··· EXCERPT ···

Dave Barry

Classic '96: Fire in the belly


This Dave Barry column was originally published Sunday, October 13, 1996.

So I went to the U.S. Open tennis tournament, which is a big tennis event in New York City, which by the way has gotten much nicer. I say this because, as I was getting out of a taxi, I was startled by the sound of a woman's voice, coming from somewhere behind me, saying something like, ''Please check for your personal belongings!''

I assume that this was a recorded announcement, being played as part of New York's visitor-courtesy campaign. Either that, or some poor woman is locked in the trunk, and if you keep listening she says: ''Please get me out of here!''

But getting back to the U.S. Open: This is definitely the place to be if you want to see the finest tennis players in the world throw up. (More on this later.) But I warn you: You might be intimidated by the crowd. I was. I'm more used to football crowds, the type of crowd where you can paint your body and dance on the seats and blow on a giant plastic horn and wear an animal-shaped hat the size of a fire hydrant and scream insults at the officials so loud that traces of your saliva wind up in the hair of people sitting 38 rows in front of you, and you will not even be noticed.

··· SUPPLIED RECORDS ···

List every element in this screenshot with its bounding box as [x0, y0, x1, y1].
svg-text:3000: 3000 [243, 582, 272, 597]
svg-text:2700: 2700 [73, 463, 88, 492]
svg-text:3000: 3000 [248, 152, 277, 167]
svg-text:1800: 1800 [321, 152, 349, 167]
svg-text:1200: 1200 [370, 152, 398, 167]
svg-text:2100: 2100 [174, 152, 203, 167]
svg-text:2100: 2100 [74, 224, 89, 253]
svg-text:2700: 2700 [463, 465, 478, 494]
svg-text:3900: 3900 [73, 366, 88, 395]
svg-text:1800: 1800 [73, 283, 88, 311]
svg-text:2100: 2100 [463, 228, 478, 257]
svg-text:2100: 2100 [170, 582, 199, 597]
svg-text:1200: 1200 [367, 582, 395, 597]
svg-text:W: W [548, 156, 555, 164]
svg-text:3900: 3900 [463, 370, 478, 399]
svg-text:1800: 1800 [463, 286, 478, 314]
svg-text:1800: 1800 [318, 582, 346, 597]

···

> WHAT NEEDS TO BE DONE
Can you return, word for word, the passage of the U.S. Open column starting at "But getting back" and ending at "even be noticed."? The rows have no connection to the U.S. Open column.

> RESULT OF THIS EXERCISE
But getting back to the U.S. Open: This is definitely the place to be if you want to see the finest tennis players in the world throw up. (More on this later.) But I warn you: You might be intimidated by the crowd. I was. I'm more used to football crowds, the type of crowd where you can paint your body and dance on the seats and blow on a giant plastic horn and wear an animal-shaped hat the size of a fire hydrant and scream insults at the officials so loud that traces of your saliva wind up in the hair of people sitting 38 rows in front of you, and you will not even be noticed.